▸ **Requirements**
Copy the data from its first line through the line that contains "cell-9m-2021: ٦٨،٨٣٨ <box>196", substituting "area" for "region" and leaving everything else as it is.

::: Information given

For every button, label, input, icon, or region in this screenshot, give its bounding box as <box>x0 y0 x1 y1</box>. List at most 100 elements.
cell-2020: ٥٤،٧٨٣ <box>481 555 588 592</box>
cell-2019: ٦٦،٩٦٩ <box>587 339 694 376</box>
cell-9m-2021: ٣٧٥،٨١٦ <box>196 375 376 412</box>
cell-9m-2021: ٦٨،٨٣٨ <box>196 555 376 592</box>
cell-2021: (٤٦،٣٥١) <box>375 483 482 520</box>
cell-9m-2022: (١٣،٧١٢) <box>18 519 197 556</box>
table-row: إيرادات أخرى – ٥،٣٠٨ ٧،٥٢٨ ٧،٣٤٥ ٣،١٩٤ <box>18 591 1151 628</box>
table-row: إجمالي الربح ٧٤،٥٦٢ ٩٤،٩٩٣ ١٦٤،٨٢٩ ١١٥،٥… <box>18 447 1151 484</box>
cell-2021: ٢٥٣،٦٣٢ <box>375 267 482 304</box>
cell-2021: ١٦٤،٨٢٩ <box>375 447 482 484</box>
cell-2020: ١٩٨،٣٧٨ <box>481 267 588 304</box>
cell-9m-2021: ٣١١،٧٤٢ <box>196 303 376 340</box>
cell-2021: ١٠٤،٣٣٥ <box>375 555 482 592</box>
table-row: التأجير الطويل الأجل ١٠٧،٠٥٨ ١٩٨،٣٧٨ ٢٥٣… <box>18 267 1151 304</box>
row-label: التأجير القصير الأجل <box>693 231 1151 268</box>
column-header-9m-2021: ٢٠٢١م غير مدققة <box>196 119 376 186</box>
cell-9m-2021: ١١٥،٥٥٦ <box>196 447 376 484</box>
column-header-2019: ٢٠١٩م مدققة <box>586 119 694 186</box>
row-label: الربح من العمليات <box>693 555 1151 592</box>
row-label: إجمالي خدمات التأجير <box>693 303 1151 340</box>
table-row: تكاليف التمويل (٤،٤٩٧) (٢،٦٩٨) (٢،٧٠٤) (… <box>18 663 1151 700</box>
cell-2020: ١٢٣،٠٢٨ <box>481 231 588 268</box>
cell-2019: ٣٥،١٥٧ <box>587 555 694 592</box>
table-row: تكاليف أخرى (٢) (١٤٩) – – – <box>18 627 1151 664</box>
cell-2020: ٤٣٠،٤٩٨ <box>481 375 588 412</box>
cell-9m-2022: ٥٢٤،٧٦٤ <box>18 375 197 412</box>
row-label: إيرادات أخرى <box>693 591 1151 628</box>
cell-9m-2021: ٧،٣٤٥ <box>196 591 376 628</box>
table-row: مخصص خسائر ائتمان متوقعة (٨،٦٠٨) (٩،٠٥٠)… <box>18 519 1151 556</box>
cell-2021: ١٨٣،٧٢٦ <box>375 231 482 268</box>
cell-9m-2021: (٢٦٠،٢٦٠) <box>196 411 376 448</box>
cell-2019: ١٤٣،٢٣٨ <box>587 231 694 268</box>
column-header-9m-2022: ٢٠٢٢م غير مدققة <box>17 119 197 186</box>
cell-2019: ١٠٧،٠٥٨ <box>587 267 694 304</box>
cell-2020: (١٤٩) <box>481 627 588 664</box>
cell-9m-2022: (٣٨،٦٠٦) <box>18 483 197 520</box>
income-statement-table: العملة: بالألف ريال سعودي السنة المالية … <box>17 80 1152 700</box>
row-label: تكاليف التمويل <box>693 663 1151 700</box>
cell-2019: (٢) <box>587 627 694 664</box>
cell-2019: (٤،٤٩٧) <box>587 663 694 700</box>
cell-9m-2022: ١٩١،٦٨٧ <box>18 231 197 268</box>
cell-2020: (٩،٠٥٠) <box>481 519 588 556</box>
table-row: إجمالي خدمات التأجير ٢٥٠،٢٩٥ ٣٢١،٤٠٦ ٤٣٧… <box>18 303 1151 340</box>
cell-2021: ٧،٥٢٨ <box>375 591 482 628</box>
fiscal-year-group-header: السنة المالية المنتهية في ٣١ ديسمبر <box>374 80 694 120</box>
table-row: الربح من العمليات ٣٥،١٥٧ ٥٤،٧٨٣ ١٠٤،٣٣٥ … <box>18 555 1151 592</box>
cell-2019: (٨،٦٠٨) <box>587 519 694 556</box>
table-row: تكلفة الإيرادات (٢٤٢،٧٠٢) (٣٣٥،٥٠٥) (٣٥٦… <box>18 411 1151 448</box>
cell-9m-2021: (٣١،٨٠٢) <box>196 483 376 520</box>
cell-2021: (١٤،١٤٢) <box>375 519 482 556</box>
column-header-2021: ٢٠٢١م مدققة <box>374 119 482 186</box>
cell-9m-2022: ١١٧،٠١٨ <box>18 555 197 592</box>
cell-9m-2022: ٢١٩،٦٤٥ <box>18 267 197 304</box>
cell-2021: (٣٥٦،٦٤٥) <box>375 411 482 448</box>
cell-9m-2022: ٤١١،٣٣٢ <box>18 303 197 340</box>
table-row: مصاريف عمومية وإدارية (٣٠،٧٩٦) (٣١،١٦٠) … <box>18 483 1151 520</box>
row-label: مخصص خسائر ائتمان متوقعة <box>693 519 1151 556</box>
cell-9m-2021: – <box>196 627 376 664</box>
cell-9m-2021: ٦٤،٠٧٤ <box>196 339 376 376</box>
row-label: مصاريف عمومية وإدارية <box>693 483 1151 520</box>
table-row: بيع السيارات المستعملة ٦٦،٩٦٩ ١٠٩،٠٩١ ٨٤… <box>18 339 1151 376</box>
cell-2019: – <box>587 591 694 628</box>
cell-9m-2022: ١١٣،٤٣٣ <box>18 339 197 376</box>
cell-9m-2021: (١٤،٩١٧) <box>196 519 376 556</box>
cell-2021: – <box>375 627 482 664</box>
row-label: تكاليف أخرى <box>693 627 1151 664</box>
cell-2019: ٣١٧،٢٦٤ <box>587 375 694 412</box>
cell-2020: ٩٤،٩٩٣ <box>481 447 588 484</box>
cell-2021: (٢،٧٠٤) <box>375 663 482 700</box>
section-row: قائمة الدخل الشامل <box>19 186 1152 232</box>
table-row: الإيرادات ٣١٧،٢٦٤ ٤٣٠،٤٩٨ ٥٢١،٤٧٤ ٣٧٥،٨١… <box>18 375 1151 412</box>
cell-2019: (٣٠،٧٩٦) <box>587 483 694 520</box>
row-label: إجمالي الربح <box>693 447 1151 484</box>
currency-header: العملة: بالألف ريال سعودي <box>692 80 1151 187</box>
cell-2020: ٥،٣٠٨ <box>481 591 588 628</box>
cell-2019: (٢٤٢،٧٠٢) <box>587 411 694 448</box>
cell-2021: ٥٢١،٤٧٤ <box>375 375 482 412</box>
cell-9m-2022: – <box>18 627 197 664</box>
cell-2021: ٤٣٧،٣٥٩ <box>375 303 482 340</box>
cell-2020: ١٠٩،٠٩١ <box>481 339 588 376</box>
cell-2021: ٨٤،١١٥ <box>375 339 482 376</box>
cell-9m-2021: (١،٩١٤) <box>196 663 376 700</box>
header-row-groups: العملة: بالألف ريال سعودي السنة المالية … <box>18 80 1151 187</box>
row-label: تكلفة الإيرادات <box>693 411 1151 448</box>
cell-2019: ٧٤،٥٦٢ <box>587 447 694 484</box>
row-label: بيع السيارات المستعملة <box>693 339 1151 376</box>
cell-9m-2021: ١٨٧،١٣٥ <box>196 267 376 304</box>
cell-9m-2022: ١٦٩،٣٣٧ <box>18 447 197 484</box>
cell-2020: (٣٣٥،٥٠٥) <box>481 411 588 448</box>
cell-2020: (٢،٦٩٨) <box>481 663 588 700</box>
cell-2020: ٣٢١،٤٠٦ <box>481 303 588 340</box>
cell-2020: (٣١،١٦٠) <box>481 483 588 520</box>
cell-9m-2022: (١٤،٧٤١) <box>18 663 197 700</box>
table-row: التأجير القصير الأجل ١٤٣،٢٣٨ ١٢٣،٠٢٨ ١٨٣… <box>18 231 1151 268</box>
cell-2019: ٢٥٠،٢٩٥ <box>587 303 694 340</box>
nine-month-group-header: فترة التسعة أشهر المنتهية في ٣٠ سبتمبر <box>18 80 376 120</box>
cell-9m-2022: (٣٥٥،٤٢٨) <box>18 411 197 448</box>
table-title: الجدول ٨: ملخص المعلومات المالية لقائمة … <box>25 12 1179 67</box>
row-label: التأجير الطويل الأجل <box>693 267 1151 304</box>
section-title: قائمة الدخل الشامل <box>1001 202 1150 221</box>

::::::

▸ **Output for this exercise**
For every button, label, input, icon, or area in this screenshot, give its bounding box as <box>x0 y0 x1 y1</box>. List at most 100 elements.
cell-2020: ٥٤،٧٨٣ <box>481 555 588 592</box>
cell-2019: ٦٦،٩٦٩ <box>587 339 694 376</box>
cell-9m-2021: ٣٧٥،٨١٦ <box>196 375 376 412</box>
cell-9m-2021: ٦٨،٨٣٨ <box>196 555 376 592</box>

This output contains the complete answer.